Data records
........
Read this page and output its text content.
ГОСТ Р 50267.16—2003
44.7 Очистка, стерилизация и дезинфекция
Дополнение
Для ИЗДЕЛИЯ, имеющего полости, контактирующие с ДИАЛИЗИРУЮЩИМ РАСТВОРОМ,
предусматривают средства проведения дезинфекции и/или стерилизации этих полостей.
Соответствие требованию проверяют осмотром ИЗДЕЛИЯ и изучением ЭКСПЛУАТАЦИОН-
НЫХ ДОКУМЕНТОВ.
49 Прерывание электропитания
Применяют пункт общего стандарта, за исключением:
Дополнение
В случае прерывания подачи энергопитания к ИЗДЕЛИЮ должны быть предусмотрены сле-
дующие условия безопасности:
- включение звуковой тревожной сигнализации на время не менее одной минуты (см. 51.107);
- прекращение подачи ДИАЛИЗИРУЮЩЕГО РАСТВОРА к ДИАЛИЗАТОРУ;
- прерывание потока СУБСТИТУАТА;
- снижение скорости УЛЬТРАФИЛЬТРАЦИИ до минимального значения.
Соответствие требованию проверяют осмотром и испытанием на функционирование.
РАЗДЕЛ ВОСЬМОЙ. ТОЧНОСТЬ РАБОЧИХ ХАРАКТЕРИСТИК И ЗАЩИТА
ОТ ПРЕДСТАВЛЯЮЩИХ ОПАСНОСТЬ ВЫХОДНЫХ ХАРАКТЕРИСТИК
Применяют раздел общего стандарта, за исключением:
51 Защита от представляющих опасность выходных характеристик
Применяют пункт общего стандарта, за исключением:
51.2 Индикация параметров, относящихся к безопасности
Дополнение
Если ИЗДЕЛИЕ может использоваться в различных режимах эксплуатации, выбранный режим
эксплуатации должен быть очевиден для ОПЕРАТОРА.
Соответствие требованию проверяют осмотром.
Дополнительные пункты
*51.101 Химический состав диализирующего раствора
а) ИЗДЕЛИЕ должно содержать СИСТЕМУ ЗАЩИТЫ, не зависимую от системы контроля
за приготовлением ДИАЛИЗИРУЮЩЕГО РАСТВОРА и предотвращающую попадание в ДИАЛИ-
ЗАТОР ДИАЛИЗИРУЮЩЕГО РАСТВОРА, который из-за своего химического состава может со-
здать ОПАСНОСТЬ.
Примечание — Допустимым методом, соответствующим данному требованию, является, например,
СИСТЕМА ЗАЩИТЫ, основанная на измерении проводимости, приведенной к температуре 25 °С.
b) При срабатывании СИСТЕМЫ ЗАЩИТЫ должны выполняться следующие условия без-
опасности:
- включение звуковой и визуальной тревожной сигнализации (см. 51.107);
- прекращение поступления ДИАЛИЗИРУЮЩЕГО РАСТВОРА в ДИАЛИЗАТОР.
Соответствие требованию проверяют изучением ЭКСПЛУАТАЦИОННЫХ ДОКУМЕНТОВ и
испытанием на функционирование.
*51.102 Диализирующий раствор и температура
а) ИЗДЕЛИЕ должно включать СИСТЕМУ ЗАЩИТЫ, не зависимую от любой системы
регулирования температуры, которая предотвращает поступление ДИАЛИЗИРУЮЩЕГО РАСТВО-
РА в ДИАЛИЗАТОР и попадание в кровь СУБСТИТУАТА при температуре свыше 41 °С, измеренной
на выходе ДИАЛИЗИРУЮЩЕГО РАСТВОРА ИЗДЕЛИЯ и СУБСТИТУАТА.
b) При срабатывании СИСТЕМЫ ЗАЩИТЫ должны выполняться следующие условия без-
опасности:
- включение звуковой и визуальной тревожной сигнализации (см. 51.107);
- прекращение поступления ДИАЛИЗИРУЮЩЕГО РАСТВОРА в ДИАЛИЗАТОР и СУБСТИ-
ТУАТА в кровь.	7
........
Job
Only lines with the string "эксплуатации" belong in your answer; copy each one.

Finished exercise
Если ИЗДЕЛИЕ может использоваться в различных режимах эксплуатации, выбранный режим
эксплуатации должен быть очевиден для ОПЕРАТОРА.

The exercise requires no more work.